• Prompt: Return the lines below that carry the word "subtitle".

• Items:
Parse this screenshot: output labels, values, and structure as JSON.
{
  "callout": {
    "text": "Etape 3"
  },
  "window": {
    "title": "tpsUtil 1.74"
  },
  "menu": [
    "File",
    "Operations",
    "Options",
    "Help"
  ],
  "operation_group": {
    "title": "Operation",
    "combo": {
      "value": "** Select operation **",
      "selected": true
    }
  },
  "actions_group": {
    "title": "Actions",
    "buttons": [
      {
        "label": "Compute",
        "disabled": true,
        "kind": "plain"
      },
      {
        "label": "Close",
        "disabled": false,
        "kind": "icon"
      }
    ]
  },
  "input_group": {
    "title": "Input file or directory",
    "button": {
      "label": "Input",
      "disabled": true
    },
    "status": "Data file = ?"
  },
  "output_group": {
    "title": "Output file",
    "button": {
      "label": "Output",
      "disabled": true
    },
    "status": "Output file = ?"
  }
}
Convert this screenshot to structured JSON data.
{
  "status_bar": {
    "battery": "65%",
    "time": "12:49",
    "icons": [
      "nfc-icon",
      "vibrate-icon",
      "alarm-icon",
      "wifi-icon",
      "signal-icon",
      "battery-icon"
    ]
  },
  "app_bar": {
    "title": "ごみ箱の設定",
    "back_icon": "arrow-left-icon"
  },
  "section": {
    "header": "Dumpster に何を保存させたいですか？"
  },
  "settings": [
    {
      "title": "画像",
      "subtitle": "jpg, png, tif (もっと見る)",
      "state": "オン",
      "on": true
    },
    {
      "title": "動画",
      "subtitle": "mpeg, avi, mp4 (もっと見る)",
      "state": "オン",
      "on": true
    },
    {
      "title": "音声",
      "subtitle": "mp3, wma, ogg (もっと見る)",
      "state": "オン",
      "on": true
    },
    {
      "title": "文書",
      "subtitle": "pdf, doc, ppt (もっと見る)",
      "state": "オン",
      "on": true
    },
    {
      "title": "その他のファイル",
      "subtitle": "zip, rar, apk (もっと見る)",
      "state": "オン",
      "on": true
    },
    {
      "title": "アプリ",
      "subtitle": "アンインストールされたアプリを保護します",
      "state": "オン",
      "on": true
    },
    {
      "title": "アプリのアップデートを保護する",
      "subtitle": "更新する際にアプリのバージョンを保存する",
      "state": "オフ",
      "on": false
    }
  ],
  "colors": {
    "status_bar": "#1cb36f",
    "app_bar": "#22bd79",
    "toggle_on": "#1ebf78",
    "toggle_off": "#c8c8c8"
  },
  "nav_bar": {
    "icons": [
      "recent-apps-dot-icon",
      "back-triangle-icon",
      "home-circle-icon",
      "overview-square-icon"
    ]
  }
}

• Response:
      "subtitle": "jpg, png, tif (もっと見る)",
      "subtitle": "mpeg, avi, mp4 (もっと見る)",
      "subtitle": "mp3, wma, ogg (もっと見る)",
      "subtitle": "pdf, doc, ppt (もっと見る)",
      "subtitle": "zip, rar, apk (もっと見る)",
      "subtitle": "アンインストールされたアプリを保護します",
      "subtitle": "更新する際にアプリのバージョンを保存する",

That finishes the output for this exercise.